Dataset rows:
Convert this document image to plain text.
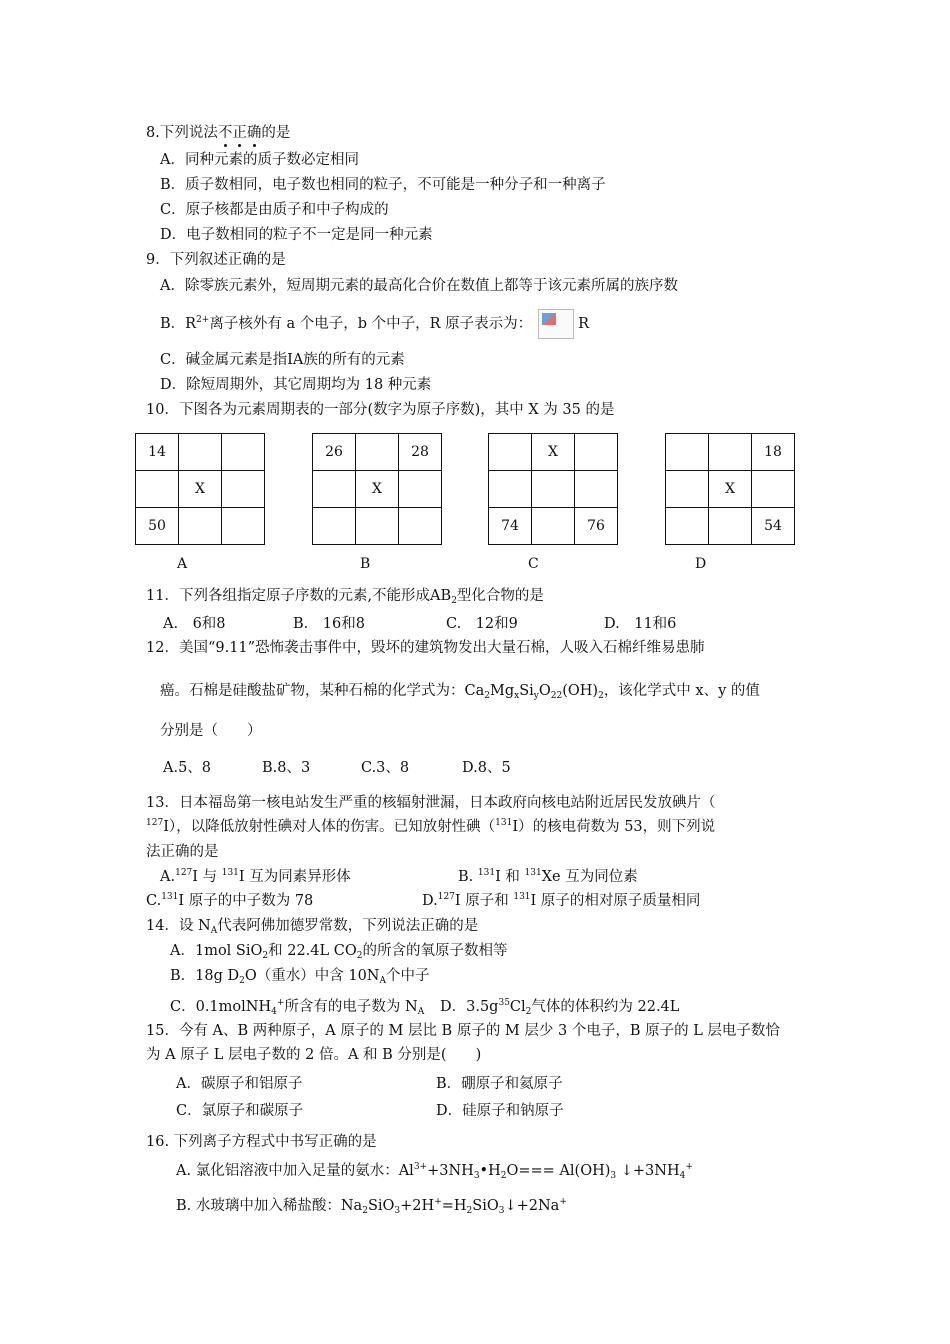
8.下列说法不正确的是
A．同种元素的质子数必定相同
B．质子数相同，电子数也相同的粒子，不可能是一种分子和一种离子
C．原子核都是由质子和中子构成的
D．电子数相同的粒子不一定是同一种元素
9．下列叙述正确的是
A．除零族元素外，短周期元素的最高化合价在数值上都等于该元素所属的族序数
B．$R^{2+}$离子核外有 a 个电子，b 个中子，R 原子表示为：	R
C．碱金属元素是指ⅠA族的所有的元素
D．除短周期外，其它周期均为 18 种元素
10．下图各为元素周期表的一部分(数字为原子序数)，其中 X 为 35 的是
14		
	X	
50		
A
26		28
	X	

B
	X	

74		76
C
		18
	X	
		54
D
11．下列各组指定原子序数的元素,不能形成$AB_2$型化合物的是
A.　6和8	B.　16和8	C.　12和9	D.　11和6
12．美国“9.11”恐怖袭击事件中，毁坏的建筑物发出大量石棉，人吸入石棉纤维易患肺
癌。石棉是硅酸盐矿物，某种石棉的化学式为：$Ca_2Mg_xSi_yO_{22}(OH)_2$，该化学式中 x、y 的值
分别是（　　）
A.5、8	B.8、3	C.3、8	D.8、5
13．日本福岛第一核电站发生严重的核辐射泄漏，日本政府向核电站附近居民发放碘片（
$^{127}$I），以降低放射性碘对人体的伤害。已知放射性碘（$^{131}$I）的核电荷数为 53，则下列说
法正确的是
A.$^{127}$I 与 $^{131}$I 互为同素异形体	B. $^{131}$I 和 $^{131}$Xe 互为同位素
C.$^{131}$I 原子的中子数为 78	D.$^{127}$I 原子和 $^{131}$I 原子的相对原子质量相同
14．设 $N_A$代表阿佛加德罗常数，下列说法正确的是
A．1mol SiO$_2$和 22.4L $CO_2$的所含的氧原子数相等
B．18g $D_2O$（重水）中含 $10N_A$个中子
C．0.1molNH$_4$+所含有的电子数为 $N_A$ D．$3.5g^{35}Cl_2$气体的体积约为 22.4L
15．今有 A、B 两种原子，A 原子的 M 层比 B 原子的 M 层少 3 个电子，B 原子的 L 层电子数恰
为 A 原子 L 层电子数的 2 倍。A 和 B 分别是(　　)
A．碳原子和铝原子	B．硼原子和氦原子
C．氯原子和碳原子	D．硅原子和钠原子
16. 下列离子方程式中书写正确的是
A. 氯化铝溶液中加入足量的氨水：$Al^{3+}+3NH_3•H_2O=== Al(OH)_3$ $↓+3NH_4^+$
B. 水玻璃中加入稀盐酸：$Na_2SiO_3+2H^+=H_2SiO_3↓+2Na^+$
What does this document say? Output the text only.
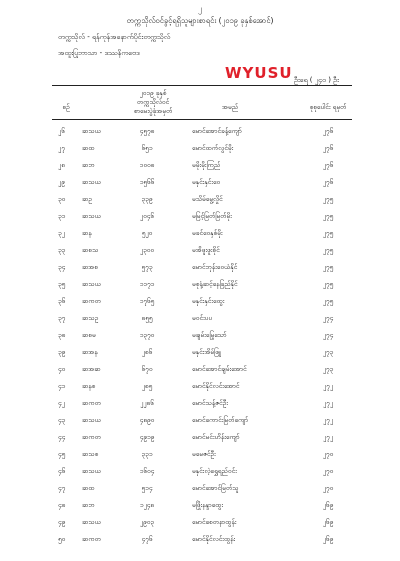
၂
တက္ကသိုလ်ဝင်ခွင့်ရရှိသူများစာရင်း (၂၀၁၉ ခုနှစ်အောင်)
တက္ကသိုလ် - ရန်ကုန်အနောက်ပိုင်းတက္ကသိုလ်
အထူးပြုဘာသာ - ဒဿနိကဗေဒ
WYUSU ဦးရေ ( ၂၄၀ ) ဦး
စဉ်
၂၀၁၉ ခုနှစ်
တက္ကသိုလ်ဝင်
စာမေးပွဲခုံအမှတ်	အမည်	စုစုပေါင်း ရမှတ်
၂၆	ဆသယ	၄၅၇၈	မောင်အောင်ခန့်ကျော်	၂၇၆
၂၇	ဆထ	၆၅၁	မောင်ထက်လွင်မိုး	၂၇၆
၂၈	ဆဘ	၁၀၀၈	မမိုးမိုးကြည်	၂၇၆
၂၉	ဆသယ	၁၅၆၆	မနှင်းနှင်းဝေ	၂၇၆
၃၀	ဆဥ	၃၃၉	မသိမ်မွေ့လှိုင်	၂၇၅
၃၁	ဆသယ	၂၀၄၆	မမြင့်မြတ်မြတ်မိုး	၂၇၅
၃၂	ဆန	၅၂၀	မခင်ဝေနှစ်မိုး	၂၇၅
၃၃	ဆစသ	၂၃၀၀	မအိဖူးဖူးစိုင်	၂၇၅
၃၄	ဆအစ	၅၇၃	မောင်ဘုန်းဝေယံနိုင်	၂၇၅
၃၅	ဆသယ	၁၁၇၁	မစုနံ့ဆင့်နေခြည်နိုင်	၂၇၅
၃၆	ဆကတ	၁၇၆၅	မနှင်းနှင်းထွေး	၂၇၅
၃၇	ဆသဥ	၈၅၅	မ၀င်းပပ	၂၇၄
၃၈	ဆစမ	၁၃၇၀	မချမ်းမြေ့သော်	၂၇၄
၃၉	ဆအန	၂၈၆	မနှင်းအိမ်ဖြူ	၂၇၃
၄၀	ဆအဆ	၆၇၀	မောင်အောင်ချမ်းအောင်	၂၇၃
၄၁	ဆနစ	၂၈၅	မောင်နိုင်လင်းအောင်	၂၇၂
၄၂	ဆကတ	၂၂၈၆	မောင်သန့်ဇင်ဦး	၂၇၂
၄၃	ဆသယ	၄၈၉၀	မောင်ကောင်းမြတ်ကျော်	၂၇၂
၄၄	ဆကတ	၄၉၁၉	မောင်မင်းဟိန်းကျော်	၂၇၂
၄၅	ဆသစ	၃၃၁	မမေဇင်ဦး	၂၇၀
၄၆	ဆသယ	၁၆၀၄	မနှင်းလဲ့ရွှေရည်ဝင်း	၂၇၀
၄၇	ဆထ	၅၁၄	မောင်အောင်မြတ်သူ	၂၇၀
၄၈	ဆဘ	၁၂၄၈	မဖြိုးနန္ဒာထွေး	၂၆၉
၄၉	ဆသယ	၂၉၀၃	မောင်စေတနာထွန်း	၂၆၉
၅၀	ဆကတ	၄၇၆	မောင်နိုင်လင်းထွန်း	၂၆၉
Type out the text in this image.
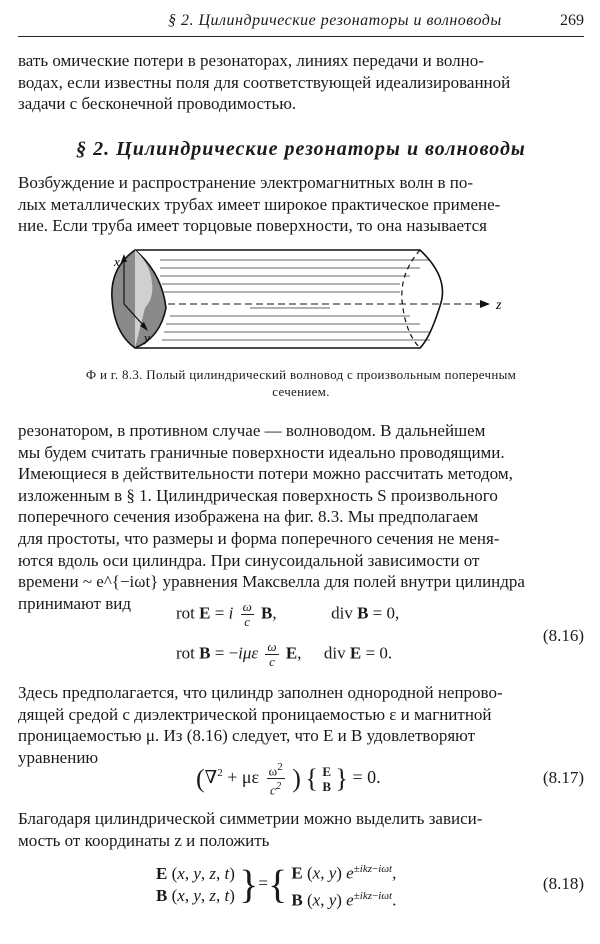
§ 2. Цилиндрические резонаторы и волноводы	269
вать омические потери в резонаторах, линиях передачи и волно-
водах, если известны поля для соответствующей идеализированной
задачи с бесконечной проводимостью.
§ 2. Цилиндрические резонаторы и волноводы
Возбуждение и распространение электромагнитных волн в по-
лых металлических трубах имеет широкое практическое примене-
ние. Если труба имеет торцовые поверхности, то она называется
x
y
z
Ф и г. 8.3. Полый цилиндрический волновод с произвольным поперечным
сечением.
резонатором, в противном случае — волноводом. В дальнейшем
мы будем считать граничные поверхности идеально проводящими.
Имеющиеся в действительности потери можно рассчитать методом,
изложенным в § 1. Цилиндрическая поверхность S произвольного
поперечного сечения изображена на фиг. 8.3. Мы предполагаем
для простоты, что размеры и форма поперечного сечения не меня-
ются вдоль оси цилиндра. При синусоидальной зависимости от
времени ~ e^{−iωt} уравнения Максвелла для полей внутри цилиндра
принимают вид
rot E = i $\frac{\omega}{c} B$,	div B = 0,
rot $B = -i\mu\varepsilon \frac{\omega}{c} E$,  div E = 0.
(8.16)
Здесь предполагается, что цилиндр заполнен однородной непрово-
дящей средой с диэлектрической проницаемостью ε и магнитной
проницаемостью μ. Из (8.16) следует, что E и B удовлетворяют
уравнению
(∇$^2$ + με $\frac{\omega^2}{c^2}$ ) { E
B } = 0.	(8.17)
Благодаря цилиндрической симметрии можно выделить зависи-
мость от координаты z и положить
E (x, y, z, t)
B (x, y, z, t) }={ E (x, y) $e^{\pm ikz-i\omega t}$,
B (x, y) $e^{\pm ikz-i\omega t}$.
(8.18)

TASK:
Leaving the pictures aside, transcribe the entire listing exactly.

TASK RESULT:
Convert this document image to plain text.
8.下列说法不正确的是
A．同种元素的质子数必定相同
B．质子数相同，电子数也相同的粒子，不可能是一种分子和一种离子
C．原子核都是由质子和中子构成的
D．电子数相同的粒子不一定是同一种元素
9．下列叙述正确的是
A．除零族元素外，短周期元素的最高化合价在数值上都等于该元素所属的族序数
B．$R^{2+}$离子核外有 a 个电子，b 个中子，R 原子表示为：	R
C．碱金属元素是指ⅠA族的所有的元素
D．除短周期外，其它周期均为 18 种元素
10．下图各为元素周期表的一部分(数字为原子序数)，其中 X 为 35 的是
14		
	X	
50		
A
26		28
	X	

B
	X	

74		76
C
		18
	X	
		54
D
11．下列各组指定原子序数的元素,不能形成$AB_2$型化合物的是
A.　6和8	B.　16和8	C.　12和9	D.　11和6
12．美国“9.11”恐怖袭击事件中，毁坏的建筑物发出大量石棉，人吸入石棉纤维易患肺
癌。石棉是硅酸盐矿物，某种石棉的化学式为：$Ca_2Mg_xSi_yO_{22}(OH)_2$，该化学式中 x、y 的值
分别是（　　）
A.5、8	B.8、3	C.3、8	D.8、5
13．日本福岛第一核电站发生严重的核辐射泄漏，日本政府向核电站附近居民发放碘片（
$^{127}$I），以降低放射性碘对人体的伤害。已知放射性碘（$^{131}$I）的核电荷数为 53，则下列说
法正确的是
A.$^{127}$I 与 $^{131}$I 互为同素异形体	B. $^{131}$I 和 $^{131}$Xe 互为同位素
C.$^{131}$I 原子的中子数为 78	D.$^{127}$I 原子和 $^{131}$I 原子的相对原子质量相同
14．设 $N_A$代表阿佛加德罗常数，下列说法正确的是
A．1mol SiO$_2$和 22.4L $CO_2$的所含的氧原子数相等
B．18g $D_2O$（重水）中含 $10N_A$个中子
C．0.1molNH$_4$+所含有的电子数为 $N_A$ D．$3.5g^{35}Cl_2$气体的体积约为 22.4L
15．今有 A、B 两种原子，A 原子的 M 层比 B 原子的 M 层少 3 个电子，B 原子的 L 层电子数恰
为 A 原子 L 层电子数的 2 倍。A 和 B 分别是(　　)
A．碳原子和铝原子	B．硼原子和氦原子
C．氯原子和碳原子	D．硅原子和钠原子
16. 下列离子方程式中书写正确的是
A. 氯化铝溶液中加入足量的氨水：$Al^{3+}+3NH_3•H_2O=== Al(OH)_3$ $↓+3NH_4^+$
B. 水玻璃中加入稀盐酸：$Na_2SiO_3+2H^+=H_2SiO_3↓+2Na^+$
What does this document say? Output the text only.
၂
တက္ကသိုလ်ဝင်ခွင့်ရရှိသူများစာရင်း (၂၀၁၉ ခုနှစ်အောင်)
တက္ကသိုလ် - ရန်ကုန်အနောက်ပိုင်းတက္ကသိုလ်
အထူးပြုဘာသာ - ဒဿနိကဗေဒ
WYUSU ဦးရေ ( ၂၄၀ ) ဦး
စဉ်
၂၀၁၉ ခုနှစ်
တက္ကသိုလ်ဝင်
စာမေးပွဲခုံအမှတ်	အမည်	စုစုပေါင်း ရမှတ်
၂၆	ဆသယ	၄၅၇၈	မောင်အောင်ခန့်ကျော်	၂၇၆
၂၇	ဆထ	၆၅၁	မောင်ထက်လွင်မိုး	၂၇၆
၂၈	ဆဘ	၁၀၀၈	မမိုးမိုးကြည်	၂၇၆
၂၉	ဆသယ	၁၅၆၆	မနှင်းနှင်းဝေ	၂၇၆
၃၀	ဆဥ	၃၃၉	မသိမ်မွေ့လှိုင်	၂၇၅
၃၁	ဆသယ	၂၀၄၆	မမြင့်မြတ်မြတ်မိုး	၂၇၅
၃၂	ဆန	၅၂၀	မခင်ဝေနှစ်မိုး	၂၇၅
၃၃	ဆစသ	၂၃၀၀	မအိဖူးဖူးစိုင်	၂၇၅
၃၄	ဆအစ	၅၇၃	မောင်ဘုန်းဝေယံနိုင်	၂၇၅
၃၅	ဆသယ	၁၁၇၁	မစုနံ့ဆင့်နေခြည်နိုင်	၂၇၅
၃၆	ဆကတ	၁၇၆၅	မနှင်းနှင်းထွေး	၂၇၅
၃၇	ဆသဥ	၈၅၅	မ၀င်းပပ	၂၇၄
၃၈	ဆစမ	၁၃၇၀	မချမ်းမြေ့သော်	၂၇၄
၃၉	ဆအန	၂၈၆	မနှင်းအိမ်ဖြူ	၂၇၃
၄၀	ဆအဆ	၆၇၀	မောင်အောင်ချမ်းအောင်	၂၇၃
၄၁	ဆနစ	၂၈၅	မောင်နိုင်လင်းအောင်	၂၇၂
၄၂	ဆကတ	၂၂၈၆	မောင်သန့်ဇင်ဦး	၂၇၂
၄၃	ဆသယ	၄၈၉၀	မောင်ကောင်းမြတ်ကျော်	၂၇၂
၄၄	ဆကတ	၄၉၁၉	မောင်မင်းဟိန်းကျော်	၂၇၂
၄၅	ဆသစ	၃၃၁	မမေဇင်ဦး	၂၇၀
၄၆	ဆသယ	၁၆၀၄	မနှင်းလဲ့ရွှေရည်ဝင်း	၂၇၀
၄၇	ဆထ	၅၁၄	မောင်အောင်မြတ်သူ	၂၇၀
၄၈	ဆဘ	၁၂၄၈	မဖြိုးနန္ဒာထွေး	၂၆၉
၄၉	ဆသယ	၂၉၀၃	မောင်စေတနာထွန်း	၂၆၉
၅၀	ဆကတ	၄၇၆	မောင်နိုင်လင်းထွန်း	၂၆၉
Type out the text in this image.
§ 2. Цилиндрические резонаторы и волноводы	269
вать омические потери в резонаторах, линиях передачи и волно-
водах, если известны поля для соответствующей идеализированной
задачи с бесконечной проводимостью.
§ 2. Цилиндрические резонаторы и волноводы
Возбуждение и распространение электромагнитных волн в по-
лых металлических трубах имеет широкое практическое примене-
ние. Если труба имеет торцовые поверхности, то она называется
x
y
z
Ф и г. 8.3. Полый цилиндрический волновод с произвольным поперечным
сечением.
резонатором, в противном случае — волноводом. В дальнейшем
мы будем считать граничные поверхности идеально проводящими.
Имеющиеся в действительности потери можно рассчитать методом,
изложенным в § 1. Цилиндрическая поверхность S произвольного
поперечного сечения изображена на фиг. 8.3. Мы предполагаем
для простоты, что размеры и форма поперечного сечения не меня-
ются вдоль оси цилиндра. При синусоидальной зависимости от
времени ~ e^{−iωt} уравнения Максвелла для полей внутри цилиндра
принимают вид
rot E = i $\frac{\omega}{c} B$,	div B = 0,
rot $B = -i\mu\varepsilon \frac{\omega}{c} E$,  div E = 0.
(8.16)
Здесь предполагается, что цилиндр заполнен однородной непрово-
дящей средой с диэлектрической проницаемостью ε и магнитной
проницаемостью μ. Из (8.16) следует, что E и B удовлетворяют
уравнению
(∇$^2$ + με $\frac{\omega^2}{c^2}$ ) { E
B } = 0.	(8.17)
Благодаря цилиндрической симметрии можно выделить зависи-
мость от координаты z и положить
E (x, y, z, t)
B (x, y, z, t) }={ E (x, y) $e^{\pm ikz-i\omega t}$,
B (x, y) $e^{\pm ikz-i\omega t}$.
(8.18)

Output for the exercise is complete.